Directions –
Count the lines in the data below where the string "Search" occurs, please, and give the number alone.

Data items:
------------------------------------------------
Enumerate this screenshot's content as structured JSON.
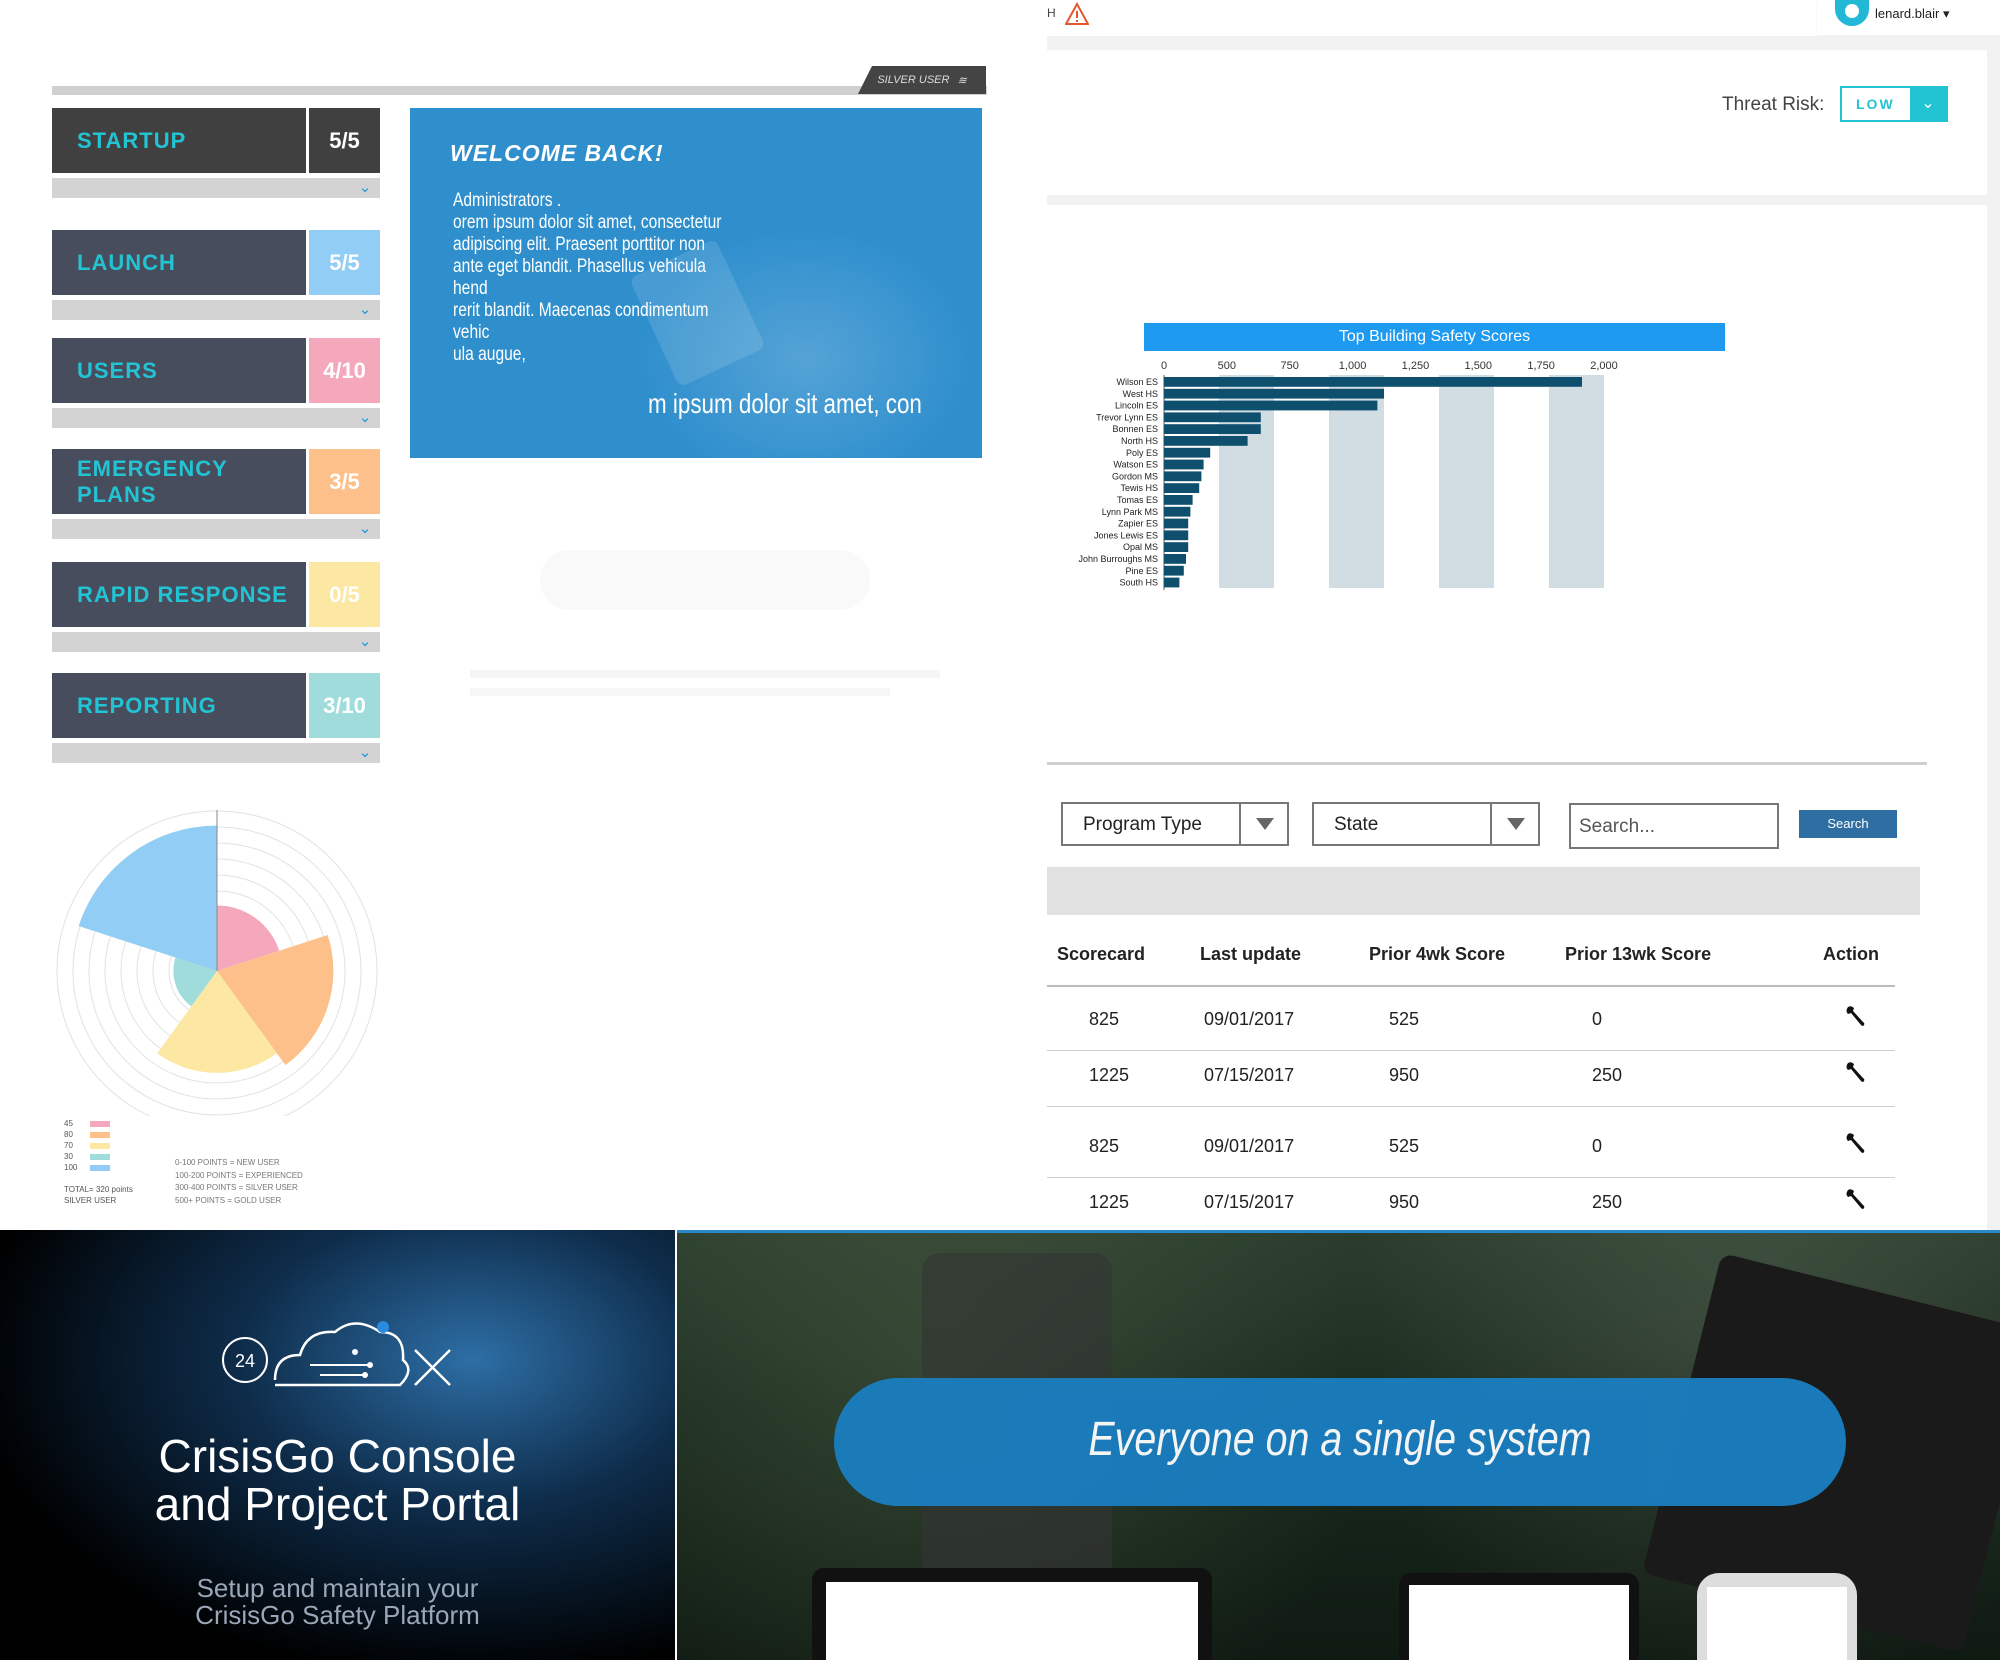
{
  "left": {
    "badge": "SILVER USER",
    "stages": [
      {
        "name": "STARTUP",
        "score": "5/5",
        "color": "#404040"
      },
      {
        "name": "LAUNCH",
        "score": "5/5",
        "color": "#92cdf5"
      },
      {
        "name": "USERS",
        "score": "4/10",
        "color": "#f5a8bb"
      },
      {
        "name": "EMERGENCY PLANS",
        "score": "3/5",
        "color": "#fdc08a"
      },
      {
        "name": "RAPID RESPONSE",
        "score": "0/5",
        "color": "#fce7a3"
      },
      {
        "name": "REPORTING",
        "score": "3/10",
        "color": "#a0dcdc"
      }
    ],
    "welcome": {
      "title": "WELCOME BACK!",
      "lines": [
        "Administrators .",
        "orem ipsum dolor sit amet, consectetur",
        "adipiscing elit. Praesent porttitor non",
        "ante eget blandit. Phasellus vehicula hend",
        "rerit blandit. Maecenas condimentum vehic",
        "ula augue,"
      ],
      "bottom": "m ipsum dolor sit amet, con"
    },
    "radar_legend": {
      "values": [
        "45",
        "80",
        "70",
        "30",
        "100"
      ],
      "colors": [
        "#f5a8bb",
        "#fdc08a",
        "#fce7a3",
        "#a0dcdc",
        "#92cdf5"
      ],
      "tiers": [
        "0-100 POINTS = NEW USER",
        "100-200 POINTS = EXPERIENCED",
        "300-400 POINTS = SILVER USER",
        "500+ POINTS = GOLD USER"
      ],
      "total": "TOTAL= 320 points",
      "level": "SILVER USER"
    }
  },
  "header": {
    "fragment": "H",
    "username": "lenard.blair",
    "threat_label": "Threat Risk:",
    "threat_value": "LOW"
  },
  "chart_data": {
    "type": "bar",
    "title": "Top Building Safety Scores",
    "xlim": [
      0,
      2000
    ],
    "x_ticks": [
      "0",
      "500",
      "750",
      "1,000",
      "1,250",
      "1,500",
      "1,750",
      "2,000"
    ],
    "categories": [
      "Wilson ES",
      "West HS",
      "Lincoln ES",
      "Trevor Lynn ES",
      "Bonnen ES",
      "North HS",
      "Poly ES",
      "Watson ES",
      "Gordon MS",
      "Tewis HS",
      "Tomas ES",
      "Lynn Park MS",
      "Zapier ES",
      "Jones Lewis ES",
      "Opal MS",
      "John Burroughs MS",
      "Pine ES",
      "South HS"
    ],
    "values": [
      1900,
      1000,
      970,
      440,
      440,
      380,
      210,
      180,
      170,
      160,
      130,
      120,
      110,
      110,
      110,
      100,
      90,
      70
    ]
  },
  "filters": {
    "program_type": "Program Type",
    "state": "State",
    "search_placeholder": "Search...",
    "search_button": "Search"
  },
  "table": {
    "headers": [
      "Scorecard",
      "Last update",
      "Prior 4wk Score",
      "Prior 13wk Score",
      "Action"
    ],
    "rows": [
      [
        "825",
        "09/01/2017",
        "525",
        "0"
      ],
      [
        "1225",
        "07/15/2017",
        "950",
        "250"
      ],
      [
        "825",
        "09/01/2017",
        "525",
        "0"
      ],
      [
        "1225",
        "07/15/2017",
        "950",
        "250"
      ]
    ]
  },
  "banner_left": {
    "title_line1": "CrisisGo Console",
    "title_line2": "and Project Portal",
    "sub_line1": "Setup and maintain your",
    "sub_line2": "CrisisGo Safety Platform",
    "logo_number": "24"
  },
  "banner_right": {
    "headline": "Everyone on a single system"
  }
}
------------------------------------------------
Task output –
2